The physical and emotional centre of War and Peace, I always felt, is Natasha's dance, where she assumes her Russianness. Also the hunt scene, the connection to the land on which Russia is built. I find it interesting that similar scenes should occur in A Suitable Boy. There is a dance, only it's a tango; Lata throws off some of her Indianness to embrace modernity. Arguably she remains of a traditional mindset, but I think this scenes sees her come into her own, be in herself. The wolf hunt has none of Tolstoy's majesty; it's pathetic, but also significant in terms of the people's relationship to the land.

Seth's writing is simply lovely.
Mrs. Rupa Mehra was confirmed in her opinion that Meenakshi was extremely odd. To steel yourself against mangoes showed a degree of iciness that was almost inhuman.
It's funny and emotional. There's music and Shakespeare, love and death, shoe factories and Hindu festivals.
It's as if he didn't exist, thought Maan — as if he's in purdah. I've heard of him but I've never seen Him — like the women of the family. I suppose they exist as well. Or perhaps they don't. Perhaps all women are just a rumour.
Jo Walton wrote a great review on Tor.com, and made this interesting observation:
Seth is writing for an anglophone audience but he doesn't hold your hand and explain everything. Nor does he throw you in at the deep end to sink. There's a very well done structure of explanation that will feel very familiar to a science fiction reader. He sometimes explains things, but he doesn't keep on doing it, and he sometimes just gives enough context that you can work it out. The whole way he uses exposition and incluing is very smooth and very much like what we're used to in genre. India in 1950 isn't as unfamiliar a world as Arrakis or Annares, except where it's weirder and even less familiar.

Also cricket and literature ("He's just a writer, he knows nothing at all about literature."). And tragedy, personal and national. The political campaign trail. Family secrets. Near-murder.

It has a lot.
Along one wall of the bus, the following message was painted in a murderous scarlet" Do not travel when drunk or with a loaded gun. But it said nothing about goats, and there were several in the bus.
Several actual historical events are woven into the narrative, for example, the 1954 Kumbh Mela stampede as well as religious riots and various political goings-on.
Mahesh Kapoor did not know either the Hindi or the English names of the birds and flowers that surrounded him, but perhaps in his present state of mind he enjoyed the garden more truly for that. It was his only refuge, and a nameless, wordless one, with birdsong its only sound — and it was dominated, when he closed his eyes, by the least intellectualizable sense — that of scent.

##############################

▶ Work to complete
a: Answer these questions from the passage on A Suitable Boy:
(i) What kind of dance does Lata take part in?
(ii) Which real event from 1954 is named as woven into the narrative?
(iii) On which site did Jo Walton publish her review?
b: For each statement, decide whether it agrees with the passage on A Suitable Boy. Answer yes or no and quote the words that decide it.
(i) The wolf hunt in A Suitable Boy has the same majesty as the hunt in Tolstoy.
(ii) Mahesh Kapoor knew the English names of the birds in the garden.
(iii) The message painted on the bus did not mention goats.
c: Extract word for word the part of the passage on A Suitable Boy that opens with the words containing "Jo Walton wrote" and closes with "It has a lot.".

▶ Dataset extract

##############################

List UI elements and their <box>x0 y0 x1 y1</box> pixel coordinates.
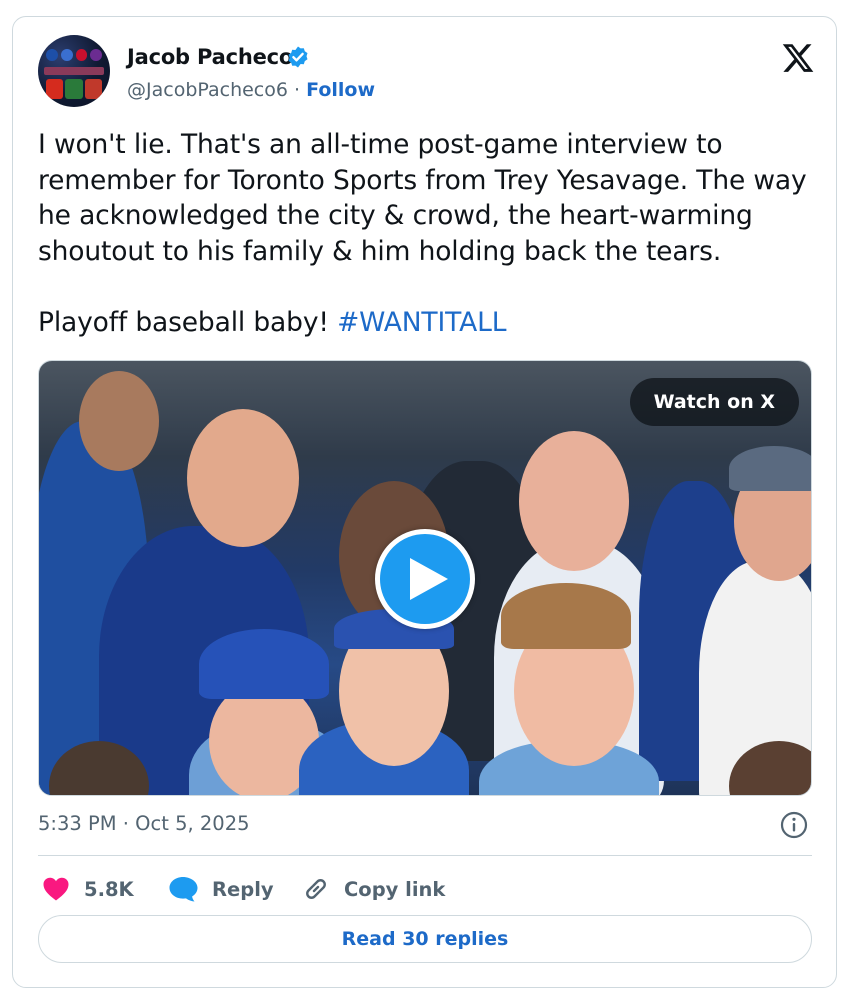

##############################

▶ Answers to the exercises
a:
(i) A tango.
(ii) The Kumbh Mela stampede.
(iii) Tor.com.

b:
(i) No: "The wolf hunt has none of Tolstoy's majesty"
(ii) No: "Mahesh Kapoor did not know either the Hindi or the English names of the birds and flowers that surrounded him"
(iii) Yes: "But it said nothing about goats"

c:
Jo Walton wrote a great review on Tor.com, and made this interesting observation:
Seth is writing for an anglophone audience but he doesn't hold your hand and explain everything. Nor does he throw you in at the deep end to sink. There's a very well done structure of explanation that will feel very familiar to a science fiction reader. He sometimes explains things, but he doesn't keep on doing it, and he sometimes just gives enough context that you can work it out. The whole way he uses exposition and incluing is very smooth and very much like what we're used to in genre. India in 1950 isn't as unfamiliar a world as Arrakis or Annares, except where it's weirder and even less familiar.

Also cricket and literature ("He's just a writer, he knows nothing at all about literature."). And tragedy, personal and national. The political campaign trail. Family secrets. Near-murder.

It has a lot.